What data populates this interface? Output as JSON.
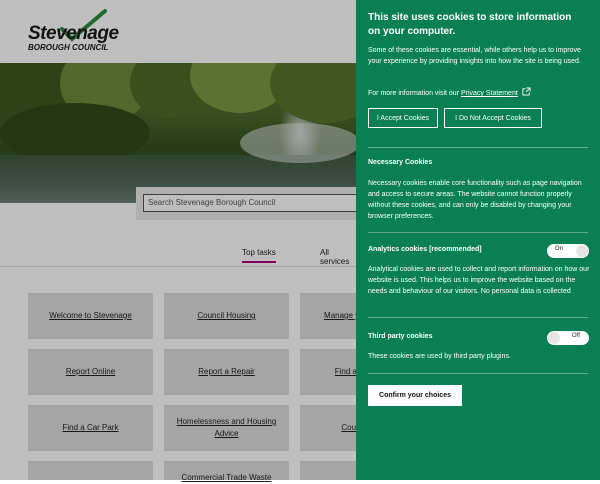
{
  "site": {
    "logo": {
      "name": "Stevenage",
      "sub": "BOROUGH COUNCIL"
    },
    "search": {
      "placeholder": "Search Stevenage Borough Council"
    },
    "tabs": [
      {
        "label": "Top tasks"
      },
      {
        "label": "All services"
      }
    ],
    "tiles": [
      {
        "label": "Welcome to Stevenage"
      },
      {
        "label": "Council Housing"
      },
      {
        "label": "Manage your account"
      },
      {
        "label": "Report Online"
      },
      {
        "label": "Report a Repair"
      },
      {
        "label": "Find a Planning"
      },
      {
        "label": "Find a Car Park"
      },
      {
        "label": "Homelessness and Housing Advice"
      },
      {
        "label": "Council and"
      },
      {
        "label": ""
      },
      {
        "label": "Commercial Trade Waste"
      }
    ]
  },
  "cookies": {
    "title": "This site uses cookies to store information on your computer.",
    "intro": "Some of these cookies are essential, while others help us to improve your experience by providing insights into how the site is being used.",
    "more_info_prefix": "For more information visit our",
    "privacy_link": "Privacy Statement",
    "accept_label": "I Accept Cookies",
    "decline_label": "I Do Not Accept Cookies",
    "necessary_title": "Necessary Cookies",
    "necessary_text": "Necessary cookies enable core functionality such as page navigation and access to secure areas. The website cannot function properly without these cookies, and can only be disabled by changing your browser preferences.",
    "analytics_title": "Analytics cookies [recommended]",
    "analytics_state": "On",
    "analytics_text": "Analytical cookies are used to collect and report information on how our website is used. This helps us to improve the website based on the needs and behaviour of our visitors. No personal data is collected",
    "third_party_title": "Third party cookies",
    "third_party_state": "Off",
    "third_party_text": "These cookies are used by third party plugins.",
    "confirm_label": "Confirm your choices"
  },
  "colors": {
    "panel": "#0a7f53",
    "accent": "#b5007a"
  }
}
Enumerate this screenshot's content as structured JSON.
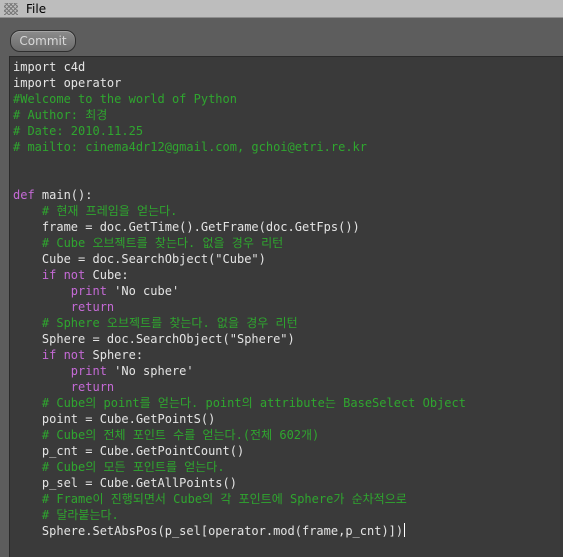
{
  "menu": {
    "file_label": "File"
  },
  "toolbar": {
    "commit_label": "Commit"
  },
  "code_lines": [
    [
      [
        "plain",
        "import c4d"
      ]
    ],
    [
      [
        "plain",
        "import operator"
      ]
    ],
    [
      [
        "cm",
        "#Welcome to the world of Python"
      ]
    ],
    [
      [
        "cm",
        "# Author: 최경"
      ]
    ],
    [
      [
        "cm",
        "# Date: 2010.11.25"
      ]
    ],
    [
      [
        "cm",
        "# mailto: cinema4dr12@gmail.com, gchoi@etri.re.kr"
      ]
    ],
    [
      [
        "plain",
        ""
      ]
    ],
    [
      [
        "plain",
        ""
      ]
    ],
    [
      [
        "kw",
        "def"
      ],
      [
        "plain",
        " main():"
      ]
    ],
    [
      [
        "plain",
        "    "
      ],
      [
        "cm",
        "# 현재 프레임을 얻는다."
      ]
    ],
    [
      [
        "plain",
        "    frame = doc.GetTime().GetFrame(doc.GetFps())"
      ]
    ],
    [
      [
        "plain",
        "    "
      ],
      [
        "cm",
        "# Cube 오브젝트를 찾는다. 없을 경우 리턴"
      ]
    ],
    [
      [
        "plain",
        "    Cube = doc.SearchObject(\"Cube\")"
      ]
    ],
    [
      [
        "plain",
        "    "
      ],
      [
        "kw",
        "if not"
      ],
      [
        "plain",
        " Cube:"
      ]
    ],
    [
      [
        "plain",
        "        "
      ],
      [
        "kw",
        "print"
      ],
      [
        "plain",
        " 'No cube'"
      ]
    ],
    [
      [
        "plain",
        "        "
      ],
      [
        "kw",
        "return"
      ]
    ],
    [
      [
        "plain",
        "    "
      ],
      [
        "cm",
        "# Sphere 오브젝트를 찾는다. 없을 경우 리턴"
      ]
    ],
    [
      [
        "plain",
        "    Sphere = doc.SearchObject(\"Sphere\")"
      ]
    ],
    [
      [
        "plain",
        "    "
      ],
      [
        "kw",
        "if not"
      ],
      [
        "plain",
        " Sphere:"
      ]
    ],
    [
      [
        "plain",
        "        "
      ],
      [
        "kw",
        "print"
      ],
      [
        "plain",
        " 'No sphere'"
      ]
    ],
    [
      [
        "plain",
        "        "
      ],
      [
        "kw",
        "return"
      ]
    ],
    [
      [
        "plain",
        "    "
      ],
      [
        "cm",
        "# Cube의 point를 얻는다. point의 attribute는 BaseSelect Object"
      ]
    ],
    [
      [
        "plain",
        "    point = Cube.GetPointS()"
      ]
    ],
    [
      [
        "plain",
        "    "
      ],
      [
        "cm",
        "# Cube의 전체 포인트 수를 얻는다.(전체 602개)"
      ]
    ],
    [
      [
        "plain",
        "    p_cnt = Cube.GetPointCount()"
      ]
    ],
    [
      [
        "plain",
        "    "
      ],
      [
        "cm",
        "# Cube의 모든 포인트를 얻는다."
      ]
    ],
    [
      [
        "plain",
        "    p_sel = Cube.GetAllPoints()"
      ]
    ],
    [
      [
        "plain",
        "    "
      ],
      [
        "cm",
        "# Frame이 진행되면서 Cube의 각 포인트에 Sphere가 순차적으로"
      ]
    ],
    [
      [
        "plain",
        "    "
      ],
      [
        "cm",
        "# 달라붙는다."
      ]
    ],
    [
      [
        "plain",
        "    Sphere.SetAbsPos(p_sel[operator.mod(frame,p_cnt)])"
      ],
      [
        "caret",
        ""
      ]
    ]
  ]
}
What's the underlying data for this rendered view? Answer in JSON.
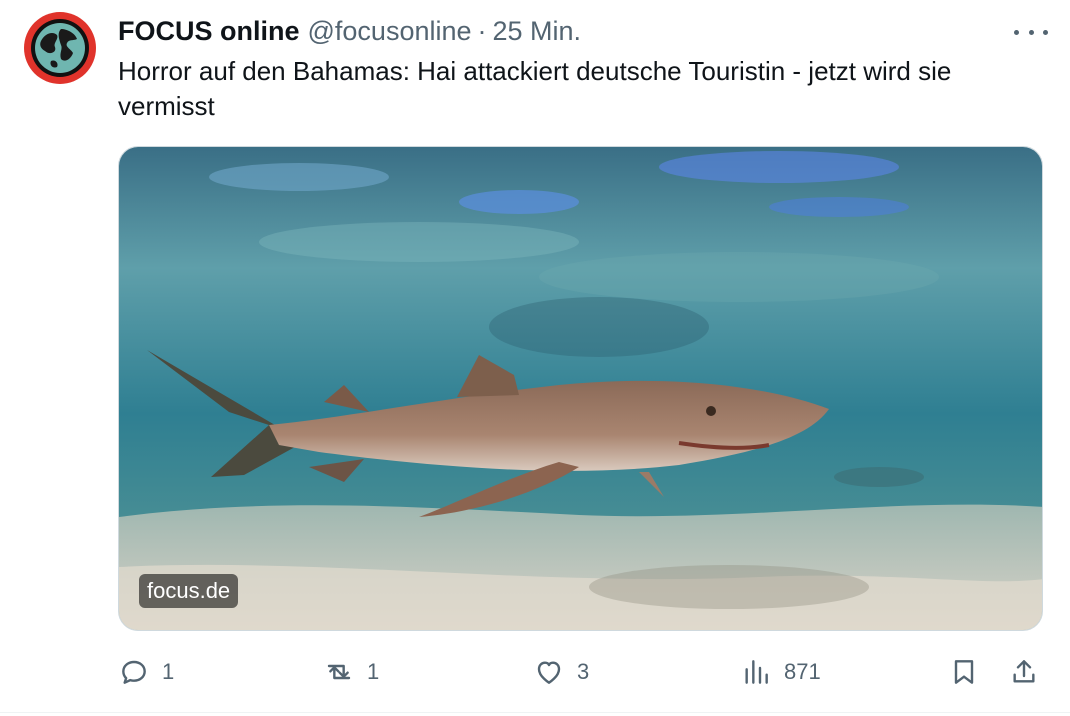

--------------------

Work out how many lines of the material above contain the word "Necessary", then give only that figure.

THE OUTPUT:
2